[Stored entries]

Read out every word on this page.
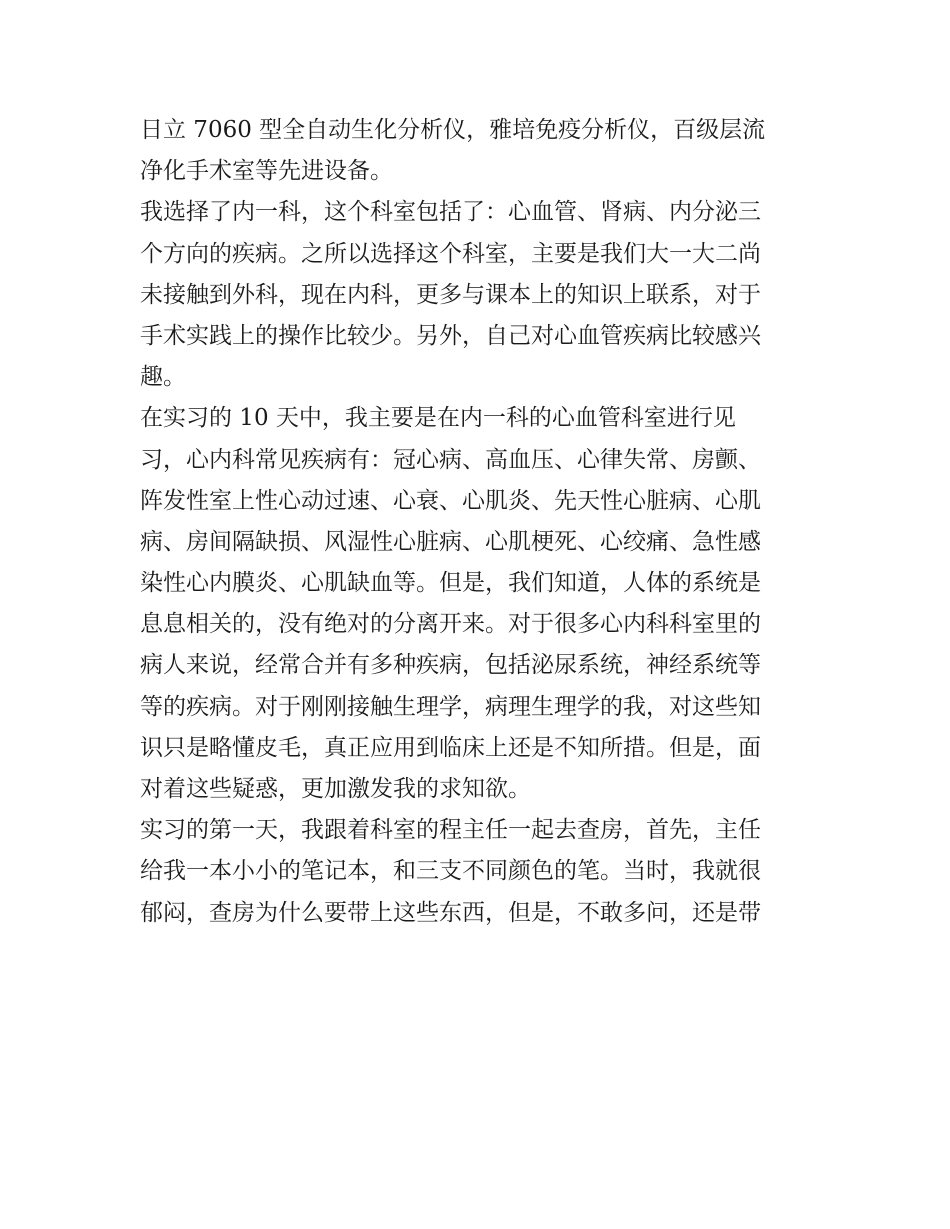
日立 7060 型全自动生化分析仪，雅培免疫分析仪，百级层流
净化手术室等先进设备。
我选择了内一科，这个科室包括了：心血管、肾病、内分泌三
个方向的疾病。之所以选择这个科室，主要是我们大一大二尚
未接触到外科，现在内科，更多与课本上的知识上联系，对于
手术实践上的操作比较少。另外，自己对心血管疾病比较感兴
趣。
在实习的 10 天中，我主要是在内一科的心血管科室进行见
习，心内科常见疾病有：冠心病、高血压、心律失常、房颤、
阵发性室上性心动过速、心衰、心肌炎、先天性心脏病、心肌
病、房间隔缺损、风湿性心脏病、心肌梗死、心绞痛、急性感
染性心内膜炎、心肌缺血等。但是，我们知道，人体的系统是
息息相关的，没有绝对的分离开来。对于很多心内科科室里的
病人来说，经常合并有多种疾病，包括泌尿系统，神经系统等
等的疾病。对于刚刚接触生理学，病理生理学的我，对这些知
识只是略懂皮毛，真正应用到临床上还是不知所措。但是，面
对着这些疑惑，更加激发我的求知欲。
实习的第一天，我跟着科室的程主任一起去查房，首先，主任
给我一本小小的笔记本，和三支不同颜色的笔。当时，我就很
郁闷，查房为什么要带上这些东西，但是，不敢多问，还是带
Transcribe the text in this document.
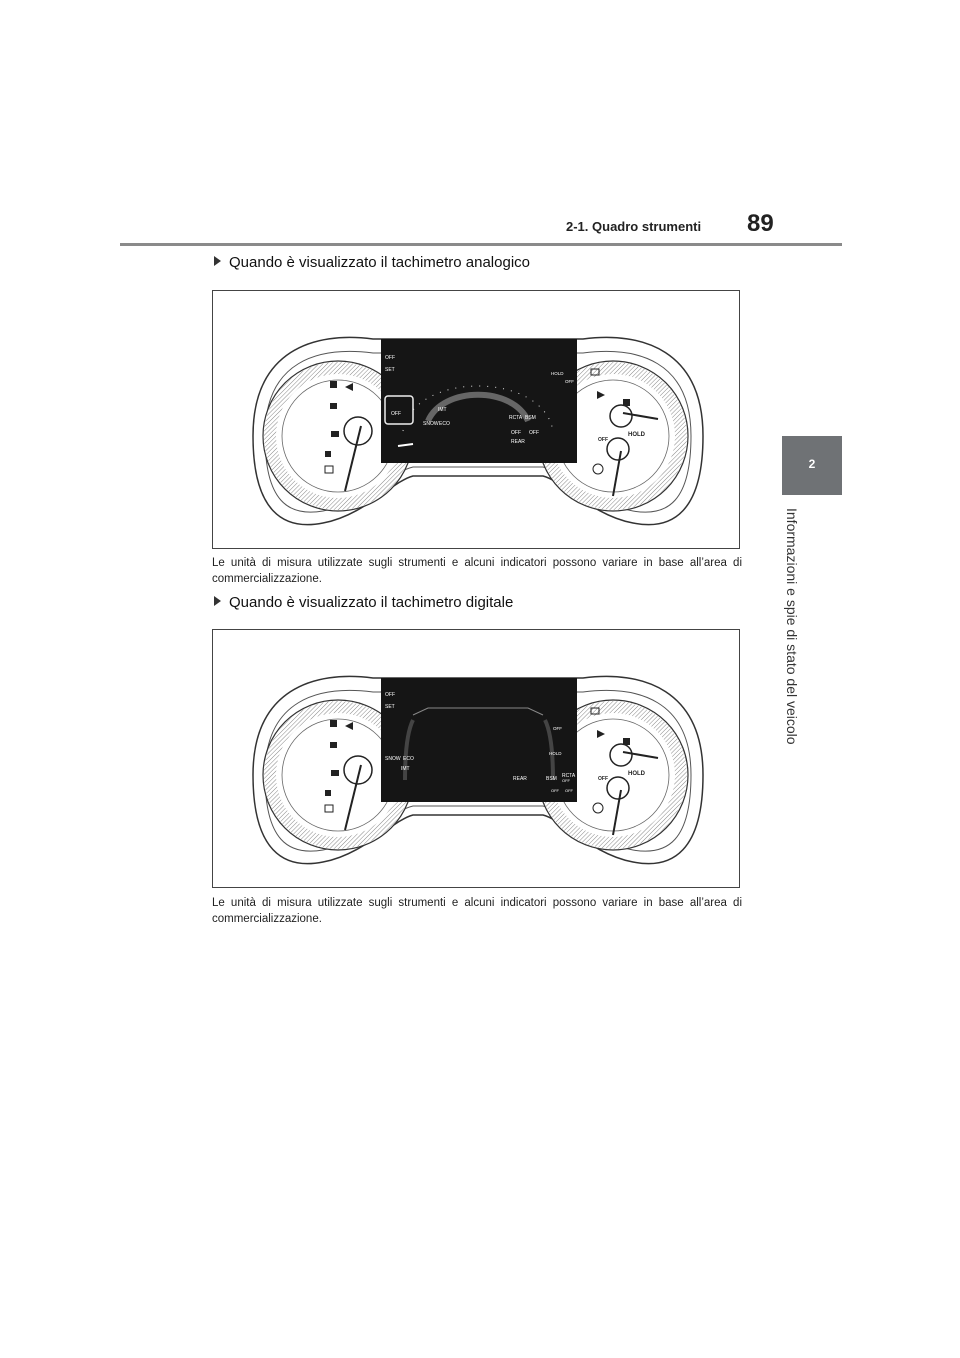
2-1. Quadro strumenti 89
2
Informazioni e spie di stato del veicolo
Quando è visualizzato il tachimetro analogico
HOLD
OFF
OFF
OFF
SET
IMT
SNOW ECO
BSM
RCTA
OFF OFF
REAR
HOLD
OFF
Le unità di misura utilizzate sugli strumenti e alcuni indicatori possono variare in base all’area di commercializzazione.
Quando è visualizzato il tachimetro digitale
HOLD
OFF
OFF
SET
SNOW ECO
IMT
REAR
OFF
HOLD
BSM RCTA
OFF
OFF OFF
Le unità di misura utilizzate sugli strumenti e alcuni indicatori possono variare in base all’area di commercializzazione.
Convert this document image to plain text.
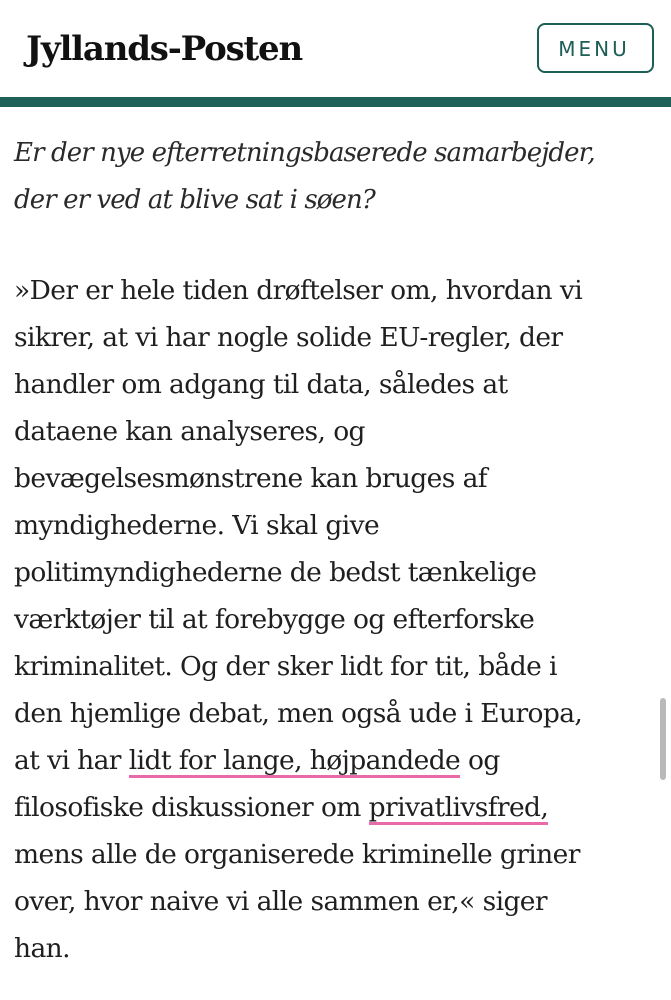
Jyllands-Posten	MENU

Er der nye efterretningsbaserede samarbejder,
der er ved at blive sat i søen?

»Der er hele tiden drøftelser om, hvordan vi
sikrer, at vi har nogle solide EU-regler, der
handler om adgang til data, således at
dataene kan analyseres, og
bevægelsesmønstrene kan bruges af
myndighederne. Vi skal give
politimyndighederne de bedst tænkelige
værktøjer til at forebygge og efterforske
kriminalitet. Og der sker lidt for tit, både i
den hjemlige debat, men også ude i Europa,
at vi har lidt for lange, højpandede og
filosofiske diskussioner om privatlivsfred,
mens alle de organiserede kriminelle griner
over, hvor naive vi alle sammen er,« siger
han.
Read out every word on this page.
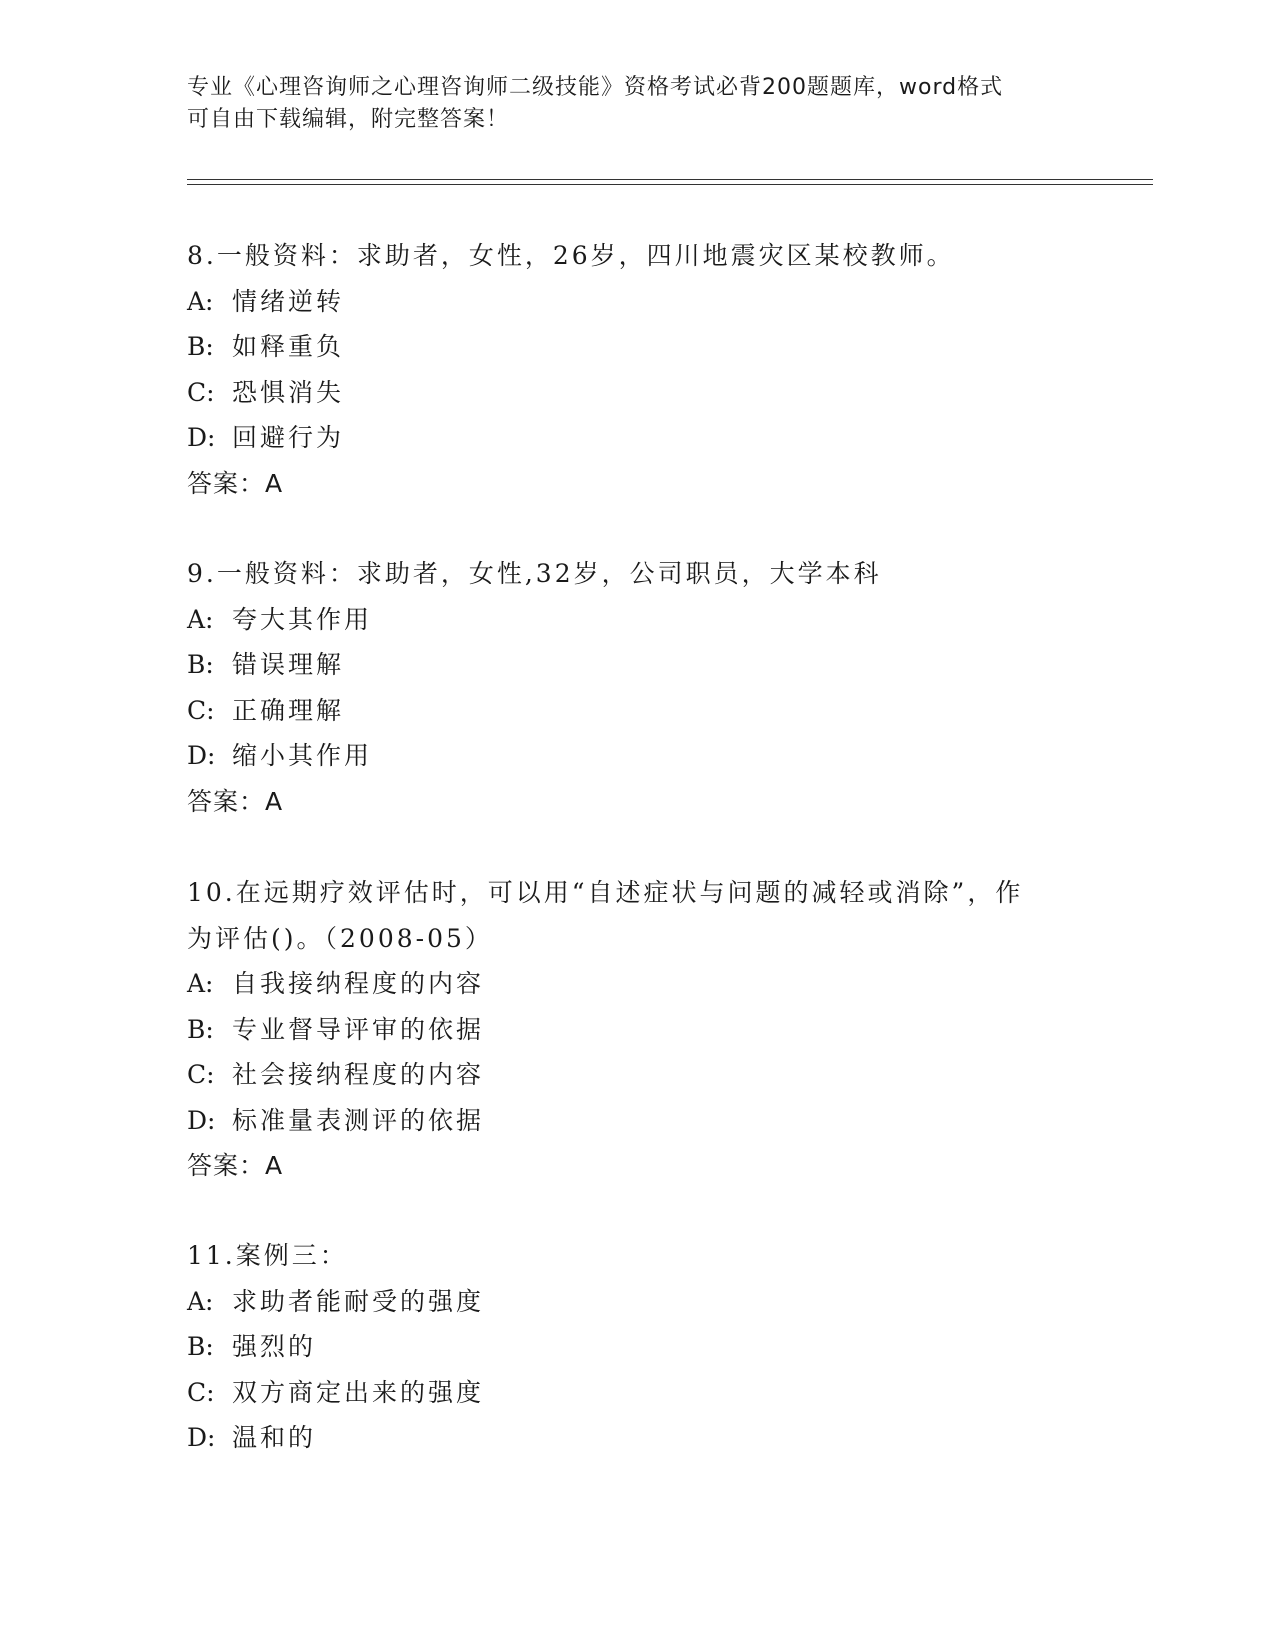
专业《心理咨询师之心理咨询师二级技能》资格考试必背200题题库，word格式
可自由下载编辑，附完整答案！
8.一般资料：求助者，女性，26岁，四川地震灾区某校教师。
A: 情绪逆转
B: 如释重负
C: 恐惧消失
D: 回避行为
答案：A
9.一般资料：求助者，女性,32岁，公司职员，大学本科
A: 夸大其作用
B: 错误理解
C: 正确理解
D: 缩小其作用
答案：A
10.在远期疗效评估时，可以用“自述症状与问题的减轻或消除”，作
为评估()。（2008-05）
A: 自我接纳程度的内容
B: 专业督导评审的依据
C: 社会接纳程度的内容
D: 标准量表测评的依据
答案：A
11.案例三：
A: 求助者能耐受的强度
B: 强烈的
C: 双方商定出来的强度
D: 温和的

Challenge — Write out again every line above exactly as given; the pictures do not belong in the copy.

Full output —
Read out every word on this page.
日立 7060 型全自动生化分析仪，雅培免疫分析仪，百级层流
净化手术室等先进设备。
我选择了内一科，这个科室包括了：心血管、肾病、内分泌三
个方向的疾病。之所以选择这个科室，主要是我们大一大二尚
未接触到外科，现在内科，更多与课本上的知识上联系，对于
手术实践上的操作比较少。另外，自己对心血管疾病比较感兴
趣。
在实习的 10 天中，我主要是在内一科的心血管科室进行见
习，心内科常见疾病有：冠心病、高血压、心律失常、房颤、
阵发性室上性心动过速、心衰、心肌炎、先天性心脏病、心肌
病、房间隔缺损、风湿性心脏病、心肌梗死、心绞痛、急性感
染性心内膜炎、心肌缺血等。但是，我们知道，人体的系统是
息息相关的，没有绝对的分离开来。对于很多心内科科室里的
病人来说，经常合并有多种疾病，包括泌尿系统，神经系统等
等的疾病。对于刚刚接触生理学，病理生理学的我，对这些知
识只是略懂皮毛，真正应用到临床上还是不知所措。但是，面
对着这些疑惑，更加激发我的求知欲。
实习的第一天，我跟着科室的程主任一起去查房，首先，主任
给我一本小小的笔记本，和三支不同颜色的笔。当时，我就很
郁闷，查房为什么要带上这些东西，但是，不敢多问，还是带
Transcribe the text in this document.
2-1. Quadro strumenti 89
2
Informazioni e spie di stato del veicolo
Quando è visualizzato il tachimetro analogico
HOLD
OFF
OFF
OFF
SET
IMT
SNOW ECO
BSM
RCTA
OFF OFF
REAR
HOLD
OFF
Le unità di misura utilizzate sugli strumenti e alcuni indicatori possono variare in base all’area di commercializzazione.
Quando è visualizzato il tachimetro digitale
HOLD
OFF
OFF
SET
SNOW ECO
IMT
REAR
OFF
HOLD
BSM RCTA
OFF
OFF OFF
Le unità di misura utilizzate sugli strumenti e alcuni indicatori possono variare in base all’area di commercializzazione.
Convert this document image to plain text.
Jyllands-Posten	MENU

Er der nye efterretningsbaserede samarbejder,
der er ved at blive sat i søen?

»Der er hele tiden drøftelser om, hvordan vi
sikrer, at vi har nogle solide EU-regler, der
handler om adgang til data, således at
dataene kan analyseres, og
bevægelsesmønstrene kan bruges af
myndighederne. Vi skal give
politimyndighederne de bedst tænkelige
værktøjer til at forebygge og efterforske
kriminalitet. Og der sker lidt for tit, både i
den hjemlige debat, men også ude i Europa,
at vi har lidt for lange, højpandede og
filosofiske diskussioner om privatlivsfred,
mens alle de organiserede kriminelle griner
over, hvor naive vi alle sammen er,« siger
han.
Read out every word on this page.
专业《心理咨询师之心理咨询师二级技能》资格考试必背200题题库，word格式
可自由下载编辑，附完整答案！
8.一般资料：求助者，女性，26岁，四川地震灾区某校教师。
A: 情绪逆转
B: 如释重负
C: 恐惧消失
D: 回避行为
答案：A
9.一般资料：求助者，女性,32岁，公司职员，大学本科
A: 夸大其作用
B: 错误理解
C: 正确理解
D: 缩小其作用
答案：A
10.在远期疗效评估时，可以用“自述症状与问题的减轻或消除”，作
为评估()。（2008-05）
A: 自我接纳程度的内容
B: 专业督导评审的依据
C: 社会接纳程度的内容
D: 标准量表测评的依据
答案：A
11.案例三：
A: 求助者能耐受的强度
B: 强烈的
C: 双方商定出来的强度
D: 温和的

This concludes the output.